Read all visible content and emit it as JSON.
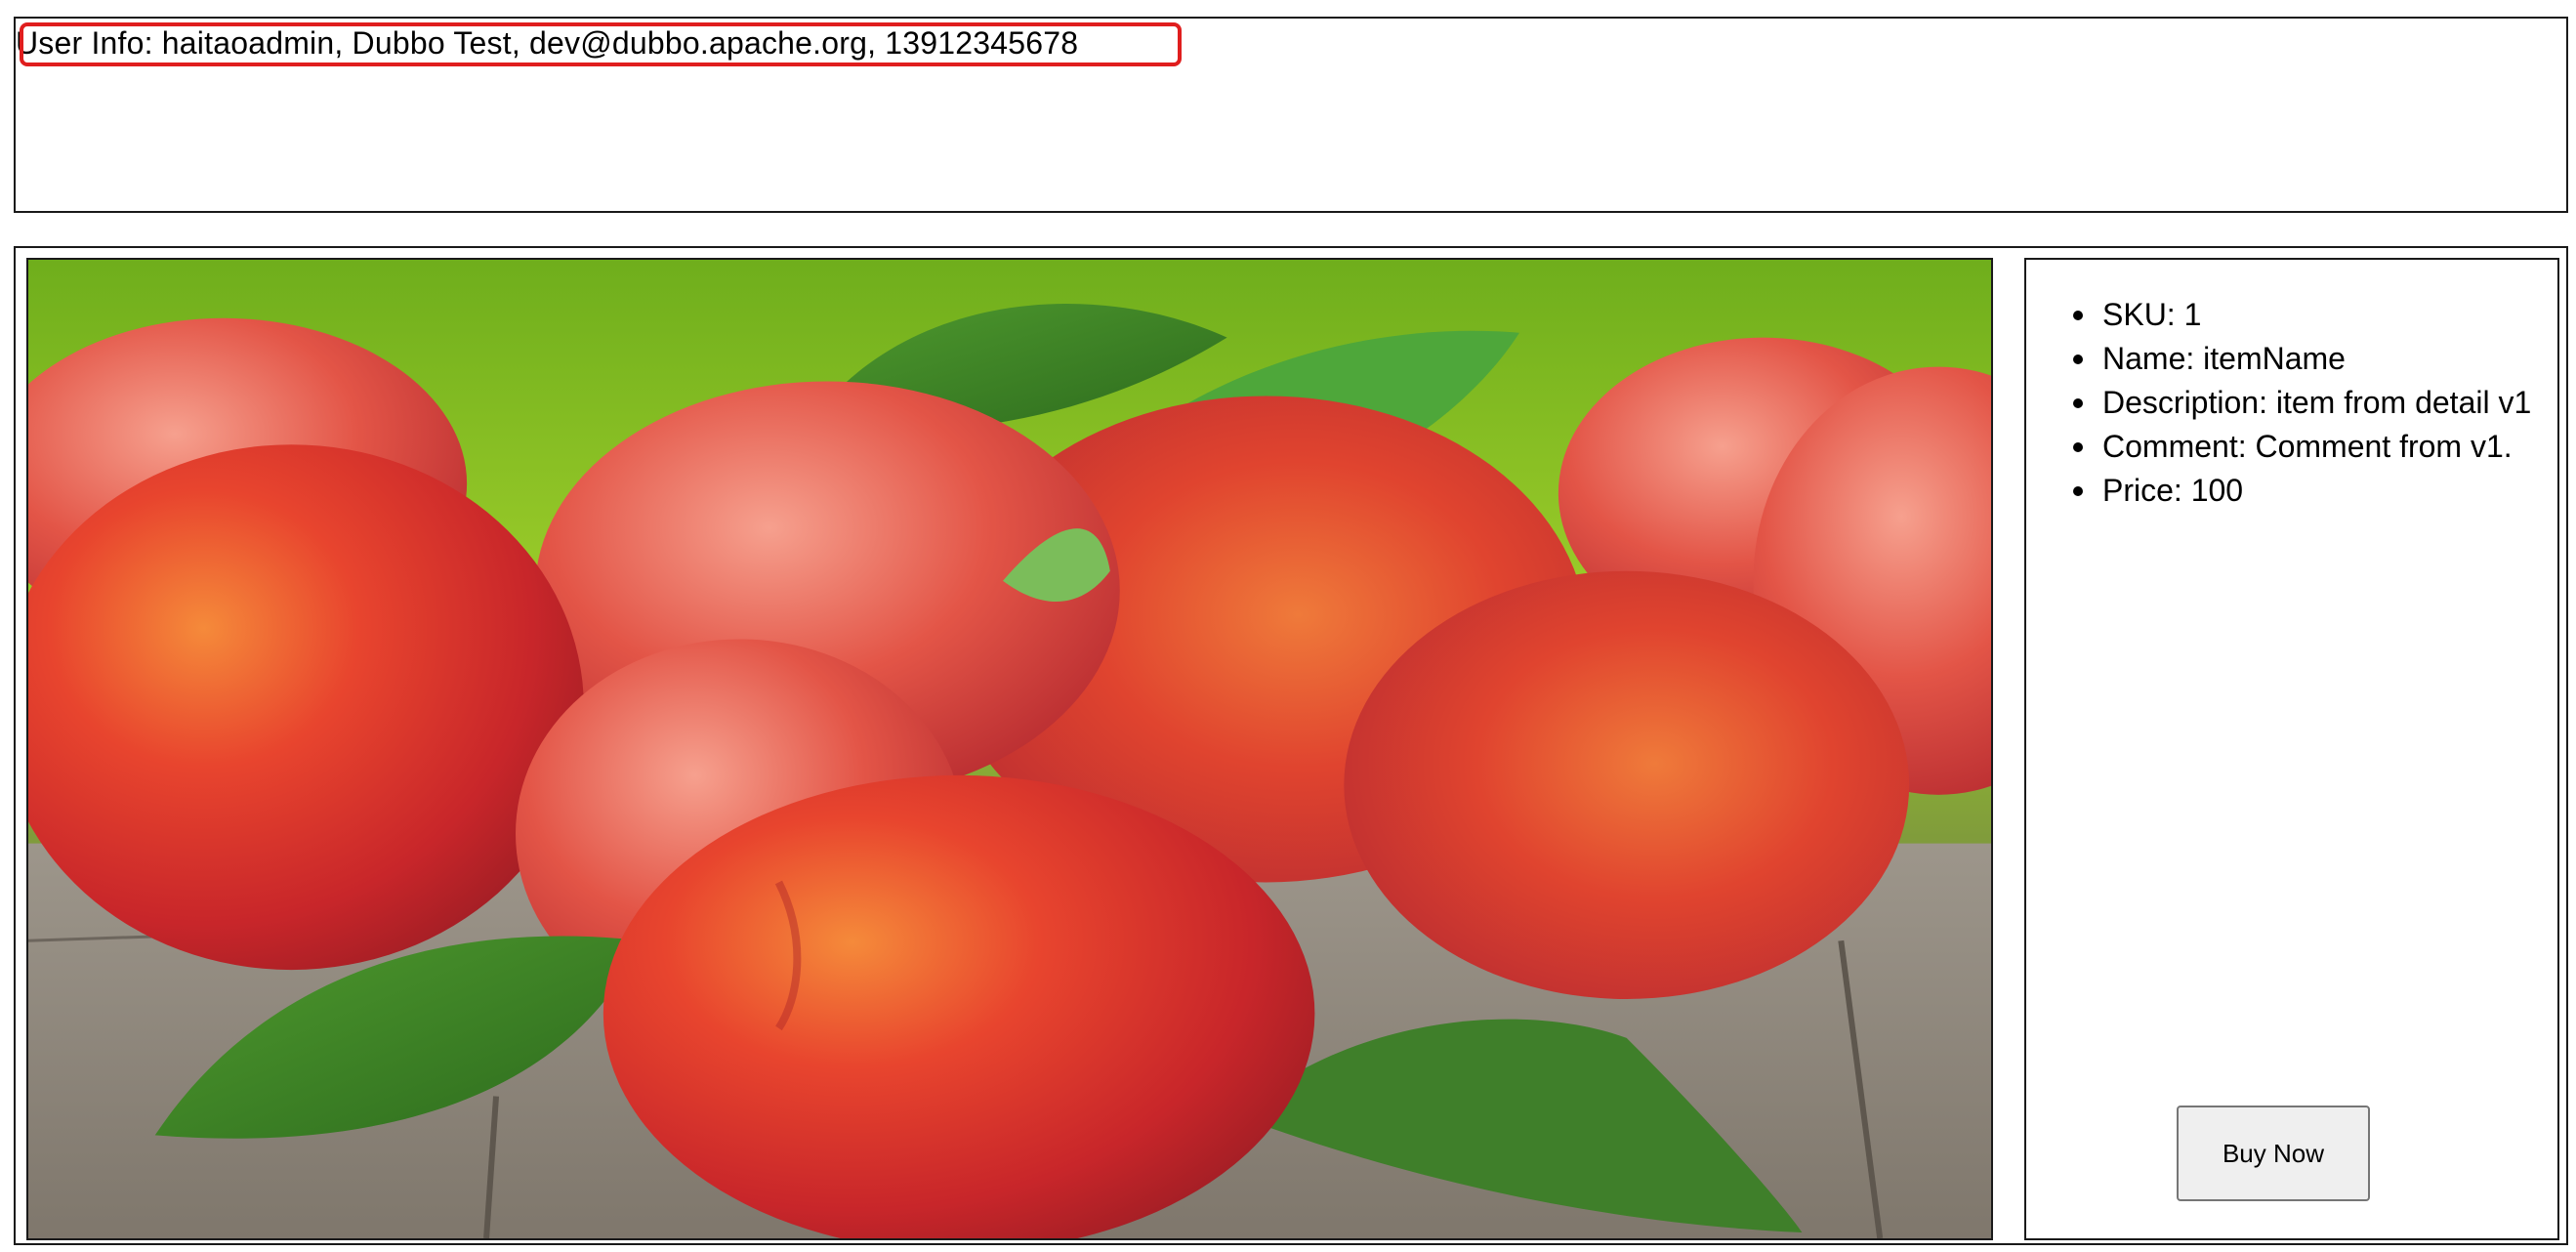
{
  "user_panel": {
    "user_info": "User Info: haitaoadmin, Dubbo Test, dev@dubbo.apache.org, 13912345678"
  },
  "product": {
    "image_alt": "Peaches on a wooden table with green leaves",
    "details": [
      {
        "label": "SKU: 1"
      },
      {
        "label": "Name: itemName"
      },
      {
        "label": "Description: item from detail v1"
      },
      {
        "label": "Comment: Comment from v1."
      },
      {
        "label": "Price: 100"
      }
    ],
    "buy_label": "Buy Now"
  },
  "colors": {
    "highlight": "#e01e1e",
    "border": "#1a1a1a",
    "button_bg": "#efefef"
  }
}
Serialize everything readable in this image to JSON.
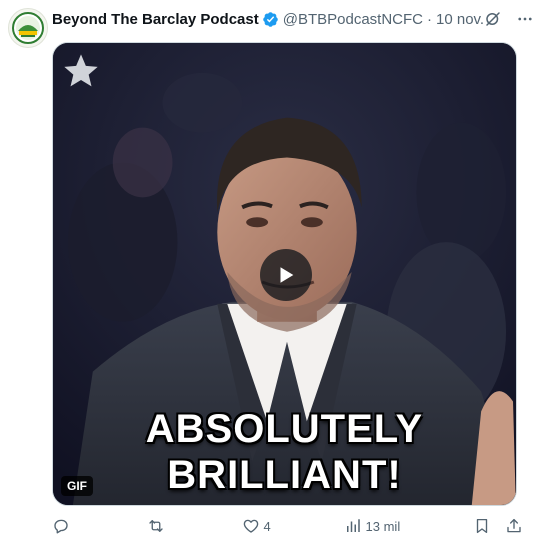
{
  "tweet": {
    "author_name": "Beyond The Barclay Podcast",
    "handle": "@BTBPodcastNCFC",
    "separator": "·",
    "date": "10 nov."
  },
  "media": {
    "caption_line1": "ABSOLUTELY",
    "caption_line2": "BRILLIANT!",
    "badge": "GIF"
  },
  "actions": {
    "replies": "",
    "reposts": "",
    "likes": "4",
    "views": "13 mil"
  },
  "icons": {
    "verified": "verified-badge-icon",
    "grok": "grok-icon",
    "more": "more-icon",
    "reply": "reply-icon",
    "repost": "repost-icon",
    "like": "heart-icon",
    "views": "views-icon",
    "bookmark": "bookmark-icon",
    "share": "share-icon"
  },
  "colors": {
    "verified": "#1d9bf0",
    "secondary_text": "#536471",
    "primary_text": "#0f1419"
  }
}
━━━━
**Instructions to follow:**
Starting at the line that contains "Serialize everything readable", restate each line verbatim through the final line of the listing, skipping all pictures.

**Response to this task:**
Serialize everything readable in this image to JSON.
{
  "tweet": {
    "author_name": "Beyond The Barclay Podcast",
    "handle": "@BTBPodcastNCFC",
    "separator": "·",
    "date": "10 nov."
  },
  "media": {
    "caption_line1": "ABSOLUTELY",
    "caption_line2": "BRILLIANT!",
    "badge": "GIF"
  },
  "actions": {
    "replies": "",
    "reposts": "",
    "likes": "4",
    "views": "13 mil"
  },
  "icons": {
    "verified": "verified-badge-icon",
    "grok": "grok-icon",
    "more": "more-icon",
    "reply": "reply-icon",
    "repost": "repost-icon",
    "like": "heart-icon",
    "views": "views-icon",
    "bookmark": "bookmark-icon",
    "share": "share-icon"
  },
  "colors": {
    "verified": "#1d9bf0",
    "secondary_text": "#536471",
    "primary_text": "#0f1419"
  }
}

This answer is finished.